Selected text:

# New here



## davidleehere (Apr 12, 2010)

Hey guys,

I am David Lee. At the age of 28, I am a young martial artist with over 14 years of training and practise of Chinese Kungfu. I learned traditional Fu Family Bagua from Fu Zhen-Song's grand disciple, Lin Xing-Gan, and a few years later, became Professor Fang Ning's student. For over 8 years, I kept refining the techniques & skills Mr. Fang taught me and now I am an assistant in his teaching of traditional Yang Family Tai-Chi.


----------



## OnlyAnEgg (Apr 12, 2010)

Well, then...welcome


----------



## bluekey88 (Apr 12, 2010)

Welcome!


----------



## morph4me (Apr 12, 2010)

Hello David, welcome to MT


----------



## terryl965 (Apr 12, 2010)

Welcome and enjoy the site...


----------



## Hawke (Apr 12, 2010)

Welcome to Martial Talk.


----------



## Xue Sheng (Apr 12, 2010)

ni hao


----------



## Drac (Apr 13, 2010)

Greetings and Welcome to MT....


----------



## Jade Tigress (Apr 13, 2010)

Welcome to Martial Talk! Happy posting!


----------



## Shawn-San (Apr 14, 2010)

Greetings.


----------



## grydth (Apr 14, 2010)

Welcome - we look forward to seeing some of your insights in the Chinese arts section.


----------



## stickarts (Apr 15, 2010)

Welcome!


----------



## 72ronin (Apr 21, 2010)

Welcome to MT


----------



## seasoned (Apr 21, 2010)

Welcome aboard.


----------



## SahBumNimRush (Apr 21, 2010)

Welcome to MT, look forward to seeing you out on the threads.


----------

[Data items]
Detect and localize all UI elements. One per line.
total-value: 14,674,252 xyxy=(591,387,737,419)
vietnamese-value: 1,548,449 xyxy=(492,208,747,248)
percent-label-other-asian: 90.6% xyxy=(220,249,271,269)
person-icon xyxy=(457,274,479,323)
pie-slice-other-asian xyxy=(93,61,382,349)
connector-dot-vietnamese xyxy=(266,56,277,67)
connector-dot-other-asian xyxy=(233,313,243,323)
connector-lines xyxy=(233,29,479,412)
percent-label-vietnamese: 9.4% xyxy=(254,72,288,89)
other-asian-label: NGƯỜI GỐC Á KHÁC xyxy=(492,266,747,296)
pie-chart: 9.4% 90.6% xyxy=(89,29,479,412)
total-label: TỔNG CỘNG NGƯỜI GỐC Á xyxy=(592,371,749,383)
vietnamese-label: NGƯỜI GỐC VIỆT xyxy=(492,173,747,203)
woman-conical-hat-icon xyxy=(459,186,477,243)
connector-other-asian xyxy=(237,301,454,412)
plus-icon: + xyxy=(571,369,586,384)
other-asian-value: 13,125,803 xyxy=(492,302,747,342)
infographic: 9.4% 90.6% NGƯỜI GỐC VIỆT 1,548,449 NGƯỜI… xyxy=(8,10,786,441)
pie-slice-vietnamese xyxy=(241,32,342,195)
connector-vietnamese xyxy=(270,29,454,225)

Exercise goal: In the "New here" forum thread, what style of Tai-Chi does David Lee help Professor Fang Ning teach?

Task output: Traditional Yang Family Tai-Chi.